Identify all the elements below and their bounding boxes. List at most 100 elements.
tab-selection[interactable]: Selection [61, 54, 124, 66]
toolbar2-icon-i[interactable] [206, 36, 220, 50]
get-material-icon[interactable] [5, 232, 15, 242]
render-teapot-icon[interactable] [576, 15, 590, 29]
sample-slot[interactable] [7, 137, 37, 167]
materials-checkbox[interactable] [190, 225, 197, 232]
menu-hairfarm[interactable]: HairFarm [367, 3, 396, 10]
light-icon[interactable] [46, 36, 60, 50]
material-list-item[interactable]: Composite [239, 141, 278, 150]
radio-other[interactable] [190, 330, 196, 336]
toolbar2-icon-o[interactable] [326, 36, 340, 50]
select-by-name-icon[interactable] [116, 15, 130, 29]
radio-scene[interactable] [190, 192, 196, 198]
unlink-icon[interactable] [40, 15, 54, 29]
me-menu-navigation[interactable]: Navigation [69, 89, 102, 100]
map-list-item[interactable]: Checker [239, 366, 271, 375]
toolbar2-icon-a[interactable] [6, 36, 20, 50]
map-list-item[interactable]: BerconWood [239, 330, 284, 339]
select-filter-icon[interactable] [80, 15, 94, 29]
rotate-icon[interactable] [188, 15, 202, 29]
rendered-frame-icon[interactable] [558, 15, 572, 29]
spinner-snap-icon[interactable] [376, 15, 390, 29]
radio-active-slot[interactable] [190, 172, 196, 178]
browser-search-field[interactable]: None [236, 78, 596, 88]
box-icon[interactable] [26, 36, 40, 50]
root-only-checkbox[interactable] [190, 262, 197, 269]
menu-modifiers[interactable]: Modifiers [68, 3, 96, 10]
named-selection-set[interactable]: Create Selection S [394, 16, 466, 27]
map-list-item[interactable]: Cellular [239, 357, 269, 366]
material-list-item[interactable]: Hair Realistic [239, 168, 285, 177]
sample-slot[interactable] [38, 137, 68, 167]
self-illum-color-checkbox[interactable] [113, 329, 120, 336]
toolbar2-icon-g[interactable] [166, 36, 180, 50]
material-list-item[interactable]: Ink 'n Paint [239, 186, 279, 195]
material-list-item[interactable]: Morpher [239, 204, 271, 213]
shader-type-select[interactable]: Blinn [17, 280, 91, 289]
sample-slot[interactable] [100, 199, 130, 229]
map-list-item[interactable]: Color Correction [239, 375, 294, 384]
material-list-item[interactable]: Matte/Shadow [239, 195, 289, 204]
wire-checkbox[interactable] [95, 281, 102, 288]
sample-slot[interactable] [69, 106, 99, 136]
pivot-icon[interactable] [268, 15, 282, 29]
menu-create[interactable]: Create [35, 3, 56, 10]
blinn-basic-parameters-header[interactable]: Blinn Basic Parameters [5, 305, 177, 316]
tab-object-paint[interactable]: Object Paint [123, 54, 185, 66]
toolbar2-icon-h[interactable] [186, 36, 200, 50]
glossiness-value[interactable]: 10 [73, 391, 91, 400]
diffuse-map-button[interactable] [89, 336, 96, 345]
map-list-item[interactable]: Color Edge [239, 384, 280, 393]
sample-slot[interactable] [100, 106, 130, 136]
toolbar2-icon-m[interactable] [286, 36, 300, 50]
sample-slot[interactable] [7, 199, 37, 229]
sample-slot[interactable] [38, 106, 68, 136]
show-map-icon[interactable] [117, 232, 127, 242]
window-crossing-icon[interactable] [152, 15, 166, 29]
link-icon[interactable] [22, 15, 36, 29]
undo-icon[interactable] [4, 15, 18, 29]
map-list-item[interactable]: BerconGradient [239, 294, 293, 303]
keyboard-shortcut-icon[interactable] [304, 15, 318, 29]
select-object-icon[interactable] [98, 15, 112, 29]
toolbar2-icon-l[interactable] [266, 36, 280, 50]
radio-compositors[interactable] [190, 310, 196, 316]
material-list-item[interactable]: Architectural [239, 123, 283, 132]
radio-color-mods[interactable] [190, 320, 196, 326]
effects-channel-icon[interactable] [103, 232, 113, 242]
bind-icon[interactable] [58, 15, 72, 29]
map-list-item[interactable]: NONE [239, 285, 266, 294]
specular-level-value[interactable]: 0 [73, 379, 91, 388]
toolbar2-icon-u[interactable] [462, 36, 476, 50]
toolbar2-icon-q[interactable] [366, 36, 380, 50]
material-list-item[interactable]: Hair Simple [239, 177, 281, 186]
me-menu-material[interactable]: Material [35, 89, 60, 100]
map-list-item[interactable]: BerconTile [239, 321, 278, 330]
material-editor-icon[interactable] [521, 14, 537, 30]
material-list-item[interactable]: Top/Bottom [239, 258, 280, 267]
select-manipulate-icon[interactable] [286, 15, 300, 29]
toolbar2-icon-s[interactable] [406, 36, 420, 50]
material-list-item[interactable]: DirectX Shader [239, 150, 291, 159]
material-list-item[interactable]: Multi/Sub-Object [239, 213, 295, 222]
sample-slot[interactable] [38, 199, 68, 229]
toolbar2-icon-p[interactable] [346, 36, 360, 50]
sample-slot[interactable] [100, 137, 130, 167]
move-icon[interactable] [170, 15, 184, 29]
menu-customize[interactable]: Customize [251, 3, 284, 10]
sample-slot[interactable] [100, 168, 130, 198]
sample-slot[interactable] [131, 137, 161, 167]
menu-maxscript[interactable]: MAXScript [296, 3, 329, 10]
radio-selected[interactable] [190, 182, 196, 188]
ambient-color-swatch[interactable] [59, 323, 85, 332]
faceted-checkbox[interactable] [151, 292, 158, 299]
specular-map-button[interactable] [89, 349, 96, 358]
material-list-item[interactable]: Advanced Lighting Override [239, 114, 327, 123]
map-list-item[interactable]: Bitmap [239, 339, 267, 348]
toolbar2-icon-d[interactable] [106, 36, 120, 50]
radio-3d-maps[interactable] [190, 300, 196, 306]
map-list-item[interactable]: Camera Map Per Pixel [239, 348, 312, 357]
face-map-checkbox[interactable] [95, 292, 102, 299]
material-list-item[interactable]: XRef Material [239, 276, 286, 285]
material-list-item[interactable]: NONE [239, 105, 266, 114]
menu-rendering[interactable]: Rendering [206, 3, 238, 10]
--------------------------------
> **Goal**:
Reproduce, without changes, everything from the start of the records down to and including the line containing "menu-modifiers[interactable]: Modifiers [68, 3, 96, 10]".

> **Output for this task**:
Identify all the elements below and their bounding boxes. List at most 100 elements.
tab-selection[interactable]: Selection [61, 54, 124, 66]
toolbar2-icon-i[interactable] [206, 36, 220, 50]
get-material-icon[interactable] [5, 232, 15, 242]
render-teapot-icon[interactable] [576, 15, 590, 29]
sample-slot[interactable] [7, 137, 37, 167]
materials-checkbox[interactable] [190, 225, 197, 232]
menu-hairfarm[interactable]: HairFarm [367, 3, 396, 10]
light-icon[interactable] [46, 36, 60, 50]
material-list-item[interactable]: Composite [239, 141, 278, 150]
radio-other[interactable] [190, 330, 196, 336]
toolbar2-icon-o[interactable] [326, 36, 340, 50]
select-by-name-icon[interactable] [116, 15, 130, 29]
radio-scene[interactable] [190, 192, 196, 198]
unlink-icon[interactable] [40, 15, 54, 29]
me-menu-navigation[interactable]: Navigation [69, 89, 102, 100]
map-list-item[interactable]: Checker [239, 366, 271, 375]
toolbar2-icon-a[interactable] [6, 36, 20, 50]
map-list-item[interactable]: BerconWood [239, 330, 284, 339]
select-filter-icon[interactable] [80, 15, 94, 29]
rotate-icon[interactable] [188, 15, 202, 29]
rendered-frame-icon[interactable] [558, 15, 572, 29]
spinner-snap-icon[interactable] [376, 15, 390, 29]
radio-active-slot[interactable] [190, 172, 196, 178]
browser-search-field[interactable]: None [236, 78, 596, 88]
box-icon[interactable] [26, 36, 40, 50]
root-only-checkbox[interactable] [190, 262, 197, 269]
menu-modifiers[interactable]: Modifiers [68, 3, 96, 10]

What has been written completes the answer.